━━━ Task input ━━━

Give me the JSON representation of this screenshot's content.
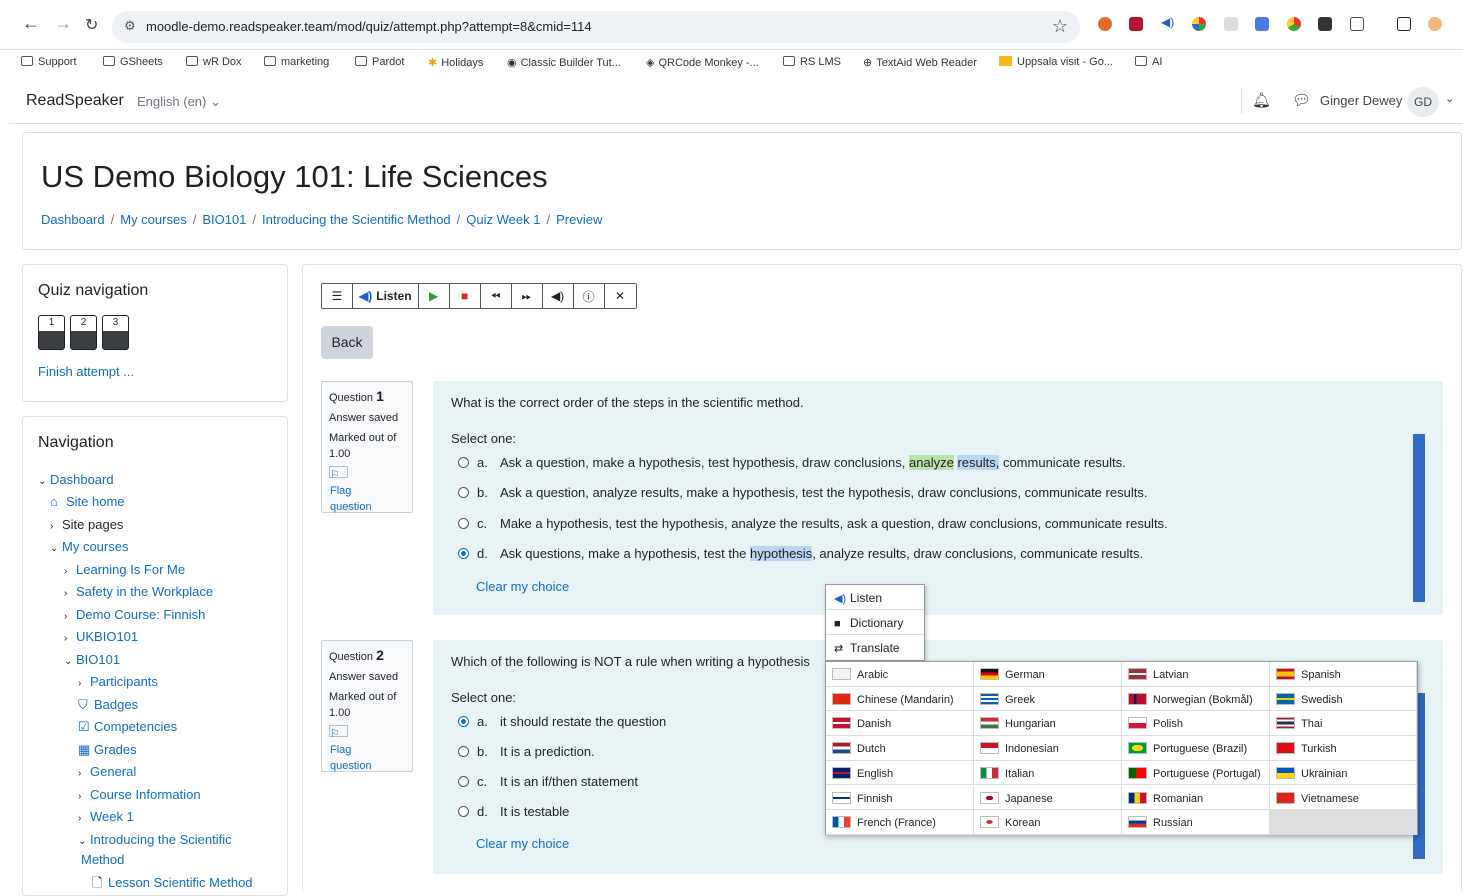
{
  "browser": {
    "url": "moodle-demo.readspeaker.team/mod/quiz/attempt.php?attempt=8&cmid=114",
    "bookmarks": [
      "Support",
      "GSheets",
      "wR Dox",
      "marketing",
      "Pardot",
      "Holidays",
      "Classic Builder Tut...",
      "QRCode Monkey -...",
      "RS LMS",
      "TextAid Web Reader",
      "Uppsala visit - Go...",
      "AI"
    ]
  },
  "topnav": {
    "brand": "ReadSpeaker",
    "language": "English (en) ⌄",
    "user": "Ginger Dewey",
    "initials": "GD"
  },
  "header": {
    "title": "US Demo Biology 101: Life Sciences",
    "breadcrumbs": [
      "Dashboard",
      "My courses",
      "BIO101",
      "Introducing the Scientific Method",
      "Quiz Week 1",
      "Preview"
    ]
  },
  "quiz_nav": {
    "title": "Quiz navigation",
    "buttons": [
      "1",
      "2",
      "3"
    ],
    "finish": "Finish attempt ..."
  },
  "navigation": {
    "title": "Navigation",
    "items": [
      {
        "label": "Dashboard",
        "chev": "⌄"
      },
      {
        "label": "Site home",
        "icon": "🏠"
      },
      {
        "label": "Site pages",
        "chev": "›"
      },
      {
        "label": "My courses",
        "chev": "⌄"
      },
      {
        "label": "Learning Is For Me",
        "chev": "›"
      },
      {
        "label": "Safety in the Workplace",
        "chev": "›"
      },
      {
        "label": "Demo Course: Finnish",
        "chev": "›"
      },
      {
        "label": "UKBIO101",
        "chev": "›"
      },
      {
        "label": "BIO101",
        "chev": "⌄"
      },
      {
        "label": "Participants",
        "chev": "›"
      },
      {
        "label": "Badges",
        "icon": "⛉"
      },
      {
        "label": "Competencies",
        "icon": "☑"
      },
      {
        "label": "Grades",
        "icon": "▦"
      },
      {
        "label": "General",
        "chev": "›"
      },
      {
        "label": "Course Information",
        "chev": "›"
      },
      {
        "label": "Week 1",
        "chev": "›"
      },
      {
        "label": "Introducing the Scientific",
        "chev": "⌄"
      },
      {
        "label": "Method"
      },
      {
        "label": "Lesson Scientific Method",
        "icon": "🗋"
      }
    ]
  },
  "toolbar": {
    "listen": "Listen"
  },
  "back_label": "Back",
  "questions": [
    {
      "number_label": "Question",
      "number": "1",
      "status": "Answer saved",
      "marked": "Marked out of",
      "points": "1.00",
      "flag": "Flag question",
      "text": "What is the correct order of the steps in the scientific method.",
      "select": "Select one:",
      "options": [
        {
          "letter": "a.",
          "parts": [
            "Ask a question, make a hypothesis, test hypothesis, draw conclusions, ",
            "analyze",
            " ",
            "results,",
            " communicate results."
          ]
        },
        {
          "letter": "b.",
          "text": "Ask a question, analyze results, make a hypothesis, test the hypothesis, draw conclusions, communicate results."
        },
        {
          "letter": "c.",
          "text": "Make a hypothesis, test the hypothesis, analyze the results, ask a question, draw conclusions, communicate results."
        },
        {
          "letter": "d.",
          "parts": [
            "Ask questions, make a hypothesis, test the ",
            "hypothesis",
            ", analyze results, draw conclusions, communicate results."
          ]
        }
      ],
      "selected": 3,
      "clear": "Clear my choice"
    },
    {
      "number_label": "Question",
      "number": "2",
      "status": "Answer saved",
      "marked": "Marked out of",
      "points": "1.00",
      "flag": "Flag question",
      "text": "Which of the following is NOT a rule when writing a hypothesis",
      "select": "Select one:",
      "options": [
        {
          "letter": "a.",
          "text": "it should restate the question"
        },
        {
          "letter": "b.",
          "text": "It is a prediction."
        },
        {
          "letter": "c.",
          "text": "It is an if/then statement"
        },
        {
          "letter": "d.",
          "text": "It is testable"
        }
      ],
      "selected": 0,
      "clear": "Clear my choice"
    }
  ],
  "popup_menu": [
    "Listen",
    "Dictionary",
    "Translate"
  ],
  "languages": [
    [
      "Arabic",
      "German",
      "Latvian",
      "Spanish"
    ],
    [
      "Chinese (Mandarin)",
      "Greek",
      "Norwegian (Bokmål)",
      "Swedish"
    ],
    [
      "Danish",
      "Hungarian",
      "Polish",
      "Thai"
    ],
    [
      "Dutch",
      "Indonesian",
      "Portuguese (Brazil)",
      "Turkish"
    ],
    [
      "English",
      "Italian",
      "Portuguese (Portugal)",
      "Ukrainian"
    ],
    [
      "Finnish",
      "Japanese",
      "Romanian",
      "Vietnamese"
    ],
    [
      "French (France)",
      "Korean",
      "Russian",
      ""
    ]
  ],
  "colors": {
    "link": "#0f6cbf",
    "question_bg": "#e7f3f5",
    "highlight_green": "#b7e4a9",
    "highlight_blue": "#b9d7f2",
    "scrollbar": "#2f6cc6"
  }
}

━━━

*Task prompt*: Return all of the entries exactly as written, but drop any pictures they hold.

*Result for this exercise*:
Give me the JSON representation of this screenshot's content.
{
  "browser": {
    "url": "moodle-demo.readspeaker.team/mod/quiz/attempt.php?attempt=8&cmid=114",
    "bookmarks": [
      "Support",
      "GSheets",
      "wR Dox",
      "marketing",
      "Pardot",
      "Holidays",
      "Classic Builder Tut...",
      "QRCode Monkey -...",
      "RS LMS",
      "TextAid Web Reader",
      "Uppsala visit - Go...",
      "AI"
    ]
  },
  "topnav": {
    "brand": "ReadSpeaker",
    "language": "English (en) ⌄",
    "user": "Ginger Dewey",
    "initials": "GD"
  },
  "header": {
    "title": "US Demo Biology 101: Life Sciences",
    "breadcrumbs": [
      "Dashboard",
      "My courses",
      "BIO101",
      "Introducing the Scientific Method",
      "Quiz Week 1",
      "Preview"
    ]
  },
  "quiz_nav": {
    "title": "Quiz navigation",
    "buttons": [
      "1",
      "2",
      "3"
    ],
    "finish": "Finish attempt ..."
  },
  "navigation": {
    "title": "Navigation",
    "items": [
      {
        "label": "Dashboard",
        "chev": "⌄"
      },
      {
        "label": "Site home",
        "icon": "🏠"
      },
      {
        "label": "Site pages",
        "chev": "›"
      },
      {
        "label": "My courses",
        "chev": "⌄"
      },
      {
        "label": "Learning Is For Me",
        "chev": "›"
      },
      {
        "label": "Safety in the Workplace",
        "chev": "›"
      },
      {
        "label": "Demo Course: Finnish",
        "chev": "›"
      },
      {
        "label": "UKBIO101",
        "chev": "›"
      },
      {
        "label": "BIO101",
        "chev": "⌄"
      },
      {
        "label": "Participants",
        "chev": "›"
      },
      {
        "label": "Badges",
        "icon": "⛉"
      },
      {
        "label": "Competencies",
        "icon": "☑"
      },
      {
        "label": "Grades",
        "icon": "▦"
      },
      {
        "label": "General",
        "chev": "›"
      },
      {
        "label": "Course Information",
        "chev": "›"
      },
      {
        "label": "Week 1",
        "chev": "›"
      },
      {
        "label": "Introducing the Scientific",
        "chev": "⌄"
      },
      {
        "label": "Method"
      },
      {
        "label": "Lesson Scientific Method",
        "icon": "🗋"
      }
    ]
  },
  "toolbar": {
    "listen": "Listen"
  },
  "back_label": "Back",
  "questions": [
    {
      "number_label": "Question",
      "number": "1",
      "status": "Answer saved",
      "marked": "Marked out of",
      "points": "1.00",
      "flag": "Flag question",
      "text": "What is the correct order of the steps in the scientific method.",
      "select": "Select one:",
      "options": [
        {
          "letter": "a.",
          "parts": [
            "Ask a question, make a hypothesis, test hypothesis, draw conclusions, ",
            "analyze",
            " ",
            "results,",
            " communicate results."
          ]
        },
        {
          "letter": "b.",
          "text": "Ask a question, analyze results, make a hypothesis, test the hypothesis, draw conclusions, communicate results."
        },
        {
          "letter": "c.",
          "text": "Make a hypothesis, test the hypothesis, analyze the results, ask a question, draw conclusions, communicate results."
        },
        {
          "letter": "d.",
          "parts": [
            "Ask questions, make a hypothesis, test the ",
            "hypothesis",
            ", analyze results, draw conclusions, communicate results."
          ]
        }
      ],
      "selected": 3,
      "clear": "Clear my choice"
    },
    {
      "number_label": "Question",
      "number": "2",
      "status": "Answer saved",
      "marked": "Marked out of",
      "points": "1.00",
      "flag": "Flag question",
      "text": "Which of the following is NOT a rule when writing a hypothesis",
      "select": "Select one:",
      "options": [
        {
          "letter": "a.",
          "text": "it should restate the question"
        },
        {
          "letter": "b.",
          "text": "It is a prediction."
        },
        {
          "letter": "c.",
          "text": "It is an if/then statement"
        },
        {
          "letter": "d.",
          "text": "It is testable"
        }
      ],
      "selected": 0,
      "clear": "Clear my choice"
    }
  ],
  "popup_menu": [
    "Listen",
    "Dictionary",
    "Translate"
  ],
  "languages": [
    [
      "Arabic",
      "German",
      "Latvian",
      "Spanish"
    ],
    [
      "Chinese (Mandarin)",
      "Greek",
      "Norwegian (Bokmål)",
      "Swedish"
    ],
    [
      "Danish",
      "Hungarian",
      "Polish",
      "Thai"
    ],
    [
      "Dutch",
      "Indonesian",
      "Portuguese (Brazil)",
      "Turkish"
    ],
    [
      "English",
      "Italian",
      "Portuguese (Portugal)",
      "Ukrainian"
    ],
    [
      "Finnish",
      "Japanese",
      "Romanian",
      "Vietnamese"
    ],
    [
      "French (France)",
      "Korean",
      "Russian",
      ""
    ]
  ],
  "colors": {
    "link": "#0f6cbf",
    "question_bg": "#e7f3f5",
    "highlight_green": "#b7e4a9",
    "highlight_blue": "#b9d7f2",
    "scrollbar": "#2f6cc6"
  }
}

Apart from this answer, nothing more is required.